South Korean physicist

Lee Young Hee (born 28 July 1955) is a South Korean physicist. He was a distinguished professor in physics and energy science at Sungkyunkwan University as a SKKU fellow and also director of the Center for Integrated Nanostructure Physics in the Institute for Basic Science (IBS) until 2023, before going to Hubei University of Technology and Peking University. He has been a Clarivate Analytics Highly Cited Researcher in the cross-field category in 2018–2024.

==Education==
Lee received a B.S. in physics, Chonbuk National University in 1982. In 1986 he received his Ph.D. in physics at Kent State University on the subject of "Classical and Quantum Computer Simulation Studies: Molecular Dynamics of the Kerr Effect in CS2 and Green's Function MonteCarlo Calculation of the Electronic Correlation Energy in Atoms" which was advised by Michael A. Lee.

==Career==
- 2025–present: professor, School of Materials Science and Engineering, Peking University
- 2024–present: professor and Director of Low-Dimensional Quantum Materials Institute at Hubei University of Technology
- 2023–present: Distinguished HCR professor, Department of Physics, Sungkyunkwan University
- 2012–2023: Director of Center for Integrated Nanostructure Physics, Institute for Basic Science
- 2021–present: Chinese Academy of Sciences, China, Academician
- 2009–2023: Professor in energy science, Sungkyunkwan University
- 2007–Present: Korean Academy of Science and Technology (KAST), member
- 2001–Present: Professor in physics, Sungkyunkwan University, SKKU fellow
- 1996–1997: Visiting professor in physics, Michigan State University, United States
- 1993–1993: Visiting researcher, Zurich IBM Research Center, Switzerland
- 1989–1990: Visiting professor in physics, Iowa State University Ames National Laboratory, United States
- 1987–2001: Assistant Professor, full professor in physics, Chonbuk National University

==Awards==
- 2020: Seongbong Physics Award from the Korean Physical Society
- Nov. 2019: Kyung-Ahm Prize in Natural Science, Kyung-Ahm Education & Cultural Foundation
- May 2017: Einstein Award, Chinese Academy of Sciences
- May 2014: Sudang Award
- December 2012: Grand Prize for Sungkyun Family (Educational Achievements Parts), Sungkyunkwan University
- December 2010: 100 representative researches in all the researches and development done during 2010 in Korea, Ministry of Education, Science and Technology
- October 2010: 100 representative research achievements in the R&D of Ministry of Education, Science and Technology
- May 2008 Presidential Award in Science and Education
- December 2007: Lee Hsun Research Award, IMR, Chinese Academy of Science, China
- April 2005: Nominated as "Representative Research achievement of BK21 (’01.03~’05.12)", "Modification of electronic structures of a arbonnanotube by hydrogen functionalization"

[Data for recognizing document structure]
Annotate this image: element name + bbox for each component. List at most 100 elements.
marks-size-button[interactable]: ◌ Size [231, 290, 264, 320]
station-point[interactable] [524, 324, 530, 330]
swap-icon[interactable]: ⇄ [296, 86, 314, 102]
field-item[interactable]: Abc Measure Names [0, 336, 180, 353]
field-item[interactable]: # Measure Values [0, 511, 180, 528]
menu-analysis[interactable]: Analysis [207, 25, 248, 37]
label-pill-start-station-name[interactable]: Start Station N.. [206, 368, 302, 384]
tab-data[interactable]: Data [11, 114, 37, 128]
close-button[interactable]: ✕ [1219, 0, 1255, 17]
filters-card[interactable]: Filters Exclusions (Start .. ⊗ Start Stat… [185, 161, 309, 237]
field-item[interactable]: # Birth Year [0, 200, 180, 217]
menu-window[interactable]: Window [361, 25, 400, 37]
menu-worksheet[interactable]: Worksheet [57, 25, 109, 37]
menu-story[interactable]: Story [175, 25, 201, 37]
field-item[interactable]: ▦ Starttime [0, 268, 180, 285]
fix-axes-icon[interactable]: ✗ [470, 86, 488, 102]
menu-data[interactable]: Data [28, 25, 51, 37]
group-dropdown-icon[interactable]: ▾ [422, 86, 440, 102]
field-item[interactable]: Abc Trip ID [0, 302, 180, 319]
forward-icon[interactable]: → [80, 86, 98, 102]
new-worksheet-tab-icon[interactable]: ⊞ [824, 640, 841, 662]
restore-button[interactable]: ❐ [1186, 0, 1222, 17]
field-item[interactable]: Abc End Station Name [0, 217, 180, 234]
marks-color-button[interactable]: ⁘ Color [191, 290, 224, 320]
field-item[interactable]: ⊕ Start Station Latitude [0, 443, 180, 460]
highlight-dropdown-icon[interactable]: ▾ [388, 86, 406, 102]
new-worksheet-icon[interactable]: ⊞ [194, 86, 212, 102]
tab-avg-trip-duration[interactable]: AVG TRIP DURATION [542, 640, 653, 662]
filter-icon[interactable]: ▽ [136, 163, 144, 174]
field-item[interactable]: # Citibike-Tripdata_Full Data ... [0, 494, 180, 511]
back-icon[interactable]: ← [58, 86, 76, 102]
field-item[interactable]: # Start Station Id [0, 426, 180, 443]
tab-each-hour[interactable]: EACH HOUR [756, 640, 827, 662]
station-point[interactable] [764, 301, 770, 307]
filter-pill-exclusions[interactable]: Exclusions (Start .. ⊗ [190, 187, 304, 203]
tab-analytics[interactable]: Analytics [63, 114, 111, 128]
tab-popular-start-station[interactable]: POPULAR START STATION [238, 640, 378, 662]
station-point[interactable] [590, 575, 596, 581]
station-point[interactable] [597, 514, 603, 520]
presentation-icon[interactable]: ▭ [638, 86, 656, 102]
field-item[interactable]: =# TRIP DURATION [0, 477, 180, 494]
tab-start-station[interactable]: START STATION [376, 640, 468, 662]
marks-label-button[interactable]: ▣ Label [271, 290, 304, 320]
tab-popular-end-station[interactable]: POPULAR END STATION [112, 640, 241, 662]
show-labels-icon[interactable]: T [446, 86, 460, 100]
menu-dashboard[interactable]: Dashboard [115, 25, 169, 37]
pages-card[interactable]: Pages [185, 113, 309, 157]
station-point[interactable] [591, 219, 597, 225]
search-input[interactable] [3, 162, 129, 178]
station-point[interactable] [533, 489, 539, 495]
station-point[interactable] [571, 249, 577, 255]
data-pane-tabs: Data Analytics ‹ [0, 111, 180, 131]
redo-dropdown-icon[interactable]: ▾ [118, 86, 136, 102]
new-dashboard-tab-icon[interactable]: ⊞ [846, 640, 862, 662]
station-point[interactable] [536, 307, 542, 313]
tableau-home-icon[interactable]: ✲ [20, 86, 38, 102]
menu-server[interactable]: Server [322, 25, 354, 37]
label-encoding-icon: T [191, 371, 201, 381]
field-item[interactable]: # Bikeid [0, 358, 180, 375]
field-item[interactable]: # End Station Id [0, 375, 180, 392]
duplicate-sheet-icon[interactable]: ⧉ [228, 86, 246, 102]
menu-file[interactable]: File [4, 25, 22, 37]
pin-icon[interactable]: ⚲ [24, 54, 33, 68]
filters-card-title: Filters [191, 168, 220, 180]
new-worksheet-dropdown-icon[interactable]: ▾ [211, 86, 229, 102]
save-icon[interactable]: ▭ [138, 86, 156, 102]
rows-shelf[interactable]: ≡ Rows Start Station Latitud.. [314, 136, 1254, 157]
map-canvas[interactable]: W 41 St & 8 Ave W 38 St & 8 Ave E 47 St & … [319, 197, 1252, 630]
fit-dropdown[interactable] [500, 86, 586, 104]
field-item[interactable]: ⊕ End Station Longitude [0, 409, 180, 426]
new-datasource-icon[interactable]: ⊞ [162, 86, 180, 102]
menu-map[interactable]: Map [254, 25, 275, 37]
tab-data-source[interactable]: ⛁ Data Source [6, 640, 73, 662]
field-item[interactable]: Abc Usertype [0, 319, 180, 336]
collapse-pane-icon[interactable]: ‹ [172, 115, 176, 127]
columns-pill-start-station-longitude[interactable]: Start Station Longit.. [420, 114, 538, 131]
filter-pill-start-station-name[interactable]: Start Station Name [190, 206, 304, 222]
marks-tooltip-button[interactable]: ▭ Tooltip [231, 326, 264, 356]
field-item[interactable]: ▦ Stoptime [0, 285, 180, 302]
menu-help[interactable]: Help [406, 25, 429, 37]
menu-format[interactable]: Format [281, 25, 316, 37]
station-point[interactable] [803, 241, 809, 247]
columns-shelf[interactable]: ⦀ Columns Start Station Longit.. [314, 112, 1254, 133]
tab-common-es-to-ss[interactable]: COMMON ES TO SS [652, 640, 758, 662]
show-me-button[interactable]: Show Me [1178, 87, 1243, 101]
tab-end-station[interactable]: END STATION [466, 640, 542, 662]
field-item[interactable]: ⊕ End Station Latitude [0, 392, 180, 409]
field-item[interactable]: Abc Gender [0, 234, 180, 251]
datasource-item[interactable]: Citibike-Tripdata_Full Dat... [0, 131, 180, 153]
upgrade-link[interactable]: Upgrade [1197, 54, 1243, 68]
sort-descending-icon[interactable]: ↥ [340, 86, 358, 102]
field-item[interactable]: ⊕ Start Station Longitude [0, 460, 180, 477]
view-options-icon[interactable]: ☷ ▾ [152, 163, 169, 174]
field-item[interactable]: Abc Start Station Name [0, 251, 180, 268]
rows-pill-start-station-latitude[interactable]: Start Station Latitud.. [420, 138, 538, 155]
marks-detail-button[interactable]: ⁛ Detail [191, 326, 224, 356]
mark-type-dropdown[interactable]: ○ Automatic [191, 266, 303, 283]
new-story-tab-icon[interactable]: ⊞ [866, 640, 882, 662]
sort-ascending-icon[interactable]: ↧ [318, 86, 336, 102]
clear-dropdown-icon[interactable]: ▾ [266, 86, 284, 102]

■ Problems and tasks
(1) Who advised Lee's Ph.D. at Kent State University, according to the Lee Young Hee biography?
(2) Reproduce the passage of the Lee Young Hee biography starting with "Lee Young Hee" and going on through "Michael A. Lee.".
The items aren't needed for anything here.

■ Completed exercise
(1) Michael A. Lee.

(2)
Lee Young Hee (born 28 July 1955) is a South Korean physicist. He was a distinguished professor in physics and energy science at Sungkyunkwan University as a SKKU fellow and also director of the Center for Integrated Nanostructure Physics in the Institute for Basic Science (IBS) until 2023, before going to Hubei University of Technology and Peking University. He has been a Clarivate Analytics Highly Cited Researcher in the cross-field category in 2018–2024.

==Education==
Lee received a B.S. in physics, Chonbuk National University in 1982. In 1986 he received his Ph.D. in physics at Kent State University on the subject of "Classical and Quantum Computer Simulation Studies: Molecular Dynamics of the Kerr Effect in CS2 and Green's Function MonteCarlo Calculation of the Electronic Correlation Energy in Atoms" which was advised by Michael A. Lee.